> [Goal] The exercise asks you to copy every line below in which "befolkning" appears.

> [Dataset extract]
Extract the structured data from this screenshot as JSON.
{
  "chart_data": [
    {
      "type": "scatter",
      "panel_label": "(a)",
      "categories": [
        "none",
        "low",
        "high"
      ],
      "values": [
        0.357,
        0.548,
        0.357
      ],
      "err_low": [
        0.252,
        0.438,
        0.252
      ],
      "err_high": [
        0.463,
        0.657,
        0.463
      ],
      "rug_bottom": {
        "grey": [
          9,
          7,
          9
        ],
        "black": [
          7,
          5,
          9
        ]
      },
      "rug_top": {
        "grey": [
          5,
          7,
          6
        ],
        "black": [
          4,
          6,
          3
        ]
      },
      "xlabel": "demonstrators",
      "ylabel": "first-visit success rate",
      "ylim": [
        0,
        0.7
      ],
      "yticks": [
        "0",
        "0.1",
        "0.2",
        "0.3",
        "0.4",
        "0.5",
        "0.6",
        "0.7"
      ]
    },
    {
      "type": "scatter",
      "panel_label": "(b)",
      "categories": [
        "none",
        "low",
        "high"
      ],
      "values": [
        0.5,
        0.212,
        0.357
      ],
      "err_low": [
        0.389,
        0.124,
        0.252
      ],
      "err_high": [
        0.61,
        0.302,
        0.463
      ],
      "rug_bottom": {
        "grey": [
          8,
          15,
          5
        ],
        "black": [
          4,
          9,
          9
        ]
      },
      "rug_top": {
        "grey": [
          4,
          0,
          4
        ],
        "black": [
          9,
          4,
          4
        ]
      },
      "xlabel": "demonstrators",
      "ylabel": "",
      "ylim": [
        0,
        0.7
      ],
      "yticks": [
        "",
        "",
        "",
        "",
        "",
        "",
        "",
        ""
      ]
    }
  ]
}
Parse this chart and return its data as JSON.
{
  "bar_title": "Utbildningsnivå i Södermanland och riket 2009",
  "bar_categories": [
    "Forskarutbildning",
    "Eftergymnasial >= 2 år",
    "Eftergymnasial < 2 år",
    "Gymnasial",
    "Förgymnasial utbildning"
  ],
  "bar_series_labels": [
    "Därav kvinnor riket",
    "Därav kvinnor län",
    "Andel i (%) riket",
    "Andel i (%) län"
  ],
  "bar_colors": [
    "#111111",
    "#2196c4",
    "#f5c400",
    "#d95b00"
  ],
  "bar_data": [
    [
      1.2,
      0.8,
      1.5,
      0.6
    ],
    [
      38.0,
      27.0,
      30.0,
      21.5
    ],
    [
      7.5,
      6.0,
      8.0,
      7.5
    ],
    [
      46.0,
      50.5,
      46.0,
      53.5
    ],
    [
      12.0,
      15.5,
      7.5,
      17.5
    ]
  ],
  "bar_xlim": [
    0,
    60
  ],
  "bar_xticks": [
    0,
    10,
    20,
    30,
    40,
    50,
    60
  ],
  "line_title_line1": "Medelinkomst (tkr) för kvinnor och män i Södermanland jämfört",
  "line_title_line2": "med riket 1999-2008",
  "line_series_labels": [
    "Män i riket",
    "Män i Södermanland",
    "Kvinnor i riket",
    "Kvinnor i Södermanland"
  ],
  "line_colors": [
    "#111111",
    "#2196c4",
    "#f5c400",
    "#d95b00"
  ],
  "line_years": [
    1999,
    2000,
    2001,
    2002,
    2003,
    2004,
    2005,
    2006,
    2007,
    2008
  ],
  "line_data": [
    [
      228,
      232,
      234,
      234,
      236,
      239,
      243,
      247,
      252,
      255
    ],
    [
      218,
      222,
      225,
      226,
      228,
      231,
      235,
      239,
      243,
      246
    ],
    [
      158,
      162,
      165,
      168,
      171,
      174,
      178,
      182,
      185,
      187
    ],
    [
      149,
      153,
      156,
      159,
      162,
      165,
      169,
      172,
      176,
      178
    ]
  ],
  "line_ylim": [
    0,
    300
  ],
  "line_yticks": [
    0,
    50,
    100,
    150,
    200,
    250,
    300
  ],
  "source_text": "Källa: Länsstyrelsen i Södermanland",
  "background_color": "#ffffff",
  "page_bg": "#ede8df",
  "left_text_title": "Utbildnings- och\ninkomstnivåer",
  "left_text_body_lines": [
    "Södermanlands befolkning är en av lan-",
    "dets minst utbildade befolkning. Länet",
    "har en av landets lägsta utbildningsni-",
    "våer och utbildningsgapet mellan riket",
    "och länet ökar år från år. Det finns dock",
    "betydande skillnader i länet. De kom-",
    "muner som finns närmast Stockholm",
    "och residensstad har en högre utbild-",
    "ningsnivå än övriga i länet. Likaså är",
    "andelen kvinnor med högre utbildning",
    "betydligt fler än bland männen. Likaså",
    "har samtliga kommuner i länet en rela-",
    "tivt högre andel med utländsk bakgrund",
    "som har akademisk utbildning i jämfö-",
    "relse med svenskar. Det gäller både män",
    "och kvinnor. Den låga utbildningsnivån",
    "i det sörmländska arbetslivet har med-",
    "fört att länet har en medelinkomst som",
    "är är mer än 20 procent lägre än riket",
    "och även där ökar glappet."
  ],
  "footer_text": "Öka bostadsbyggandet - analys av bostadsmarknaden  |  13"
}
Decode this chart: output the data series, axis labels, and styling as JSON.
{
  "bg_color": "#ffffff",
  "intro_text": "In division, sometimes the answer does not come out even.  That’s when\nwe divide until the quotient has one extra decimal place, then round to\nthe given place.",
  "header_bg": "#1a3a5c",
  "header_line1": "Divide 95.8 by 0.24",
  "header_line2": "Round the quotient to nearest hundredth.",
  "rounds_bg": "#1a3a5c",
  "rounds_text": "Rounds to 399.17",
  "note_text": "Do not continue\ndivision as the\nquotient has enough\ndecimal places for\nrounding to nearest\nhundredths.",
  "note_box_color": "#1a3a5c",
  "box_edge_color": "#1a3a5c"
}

> [Exercise output]
    "Södermanlands befolkning är en av lan-",
    "dets minst utbildade befolkning. Länet",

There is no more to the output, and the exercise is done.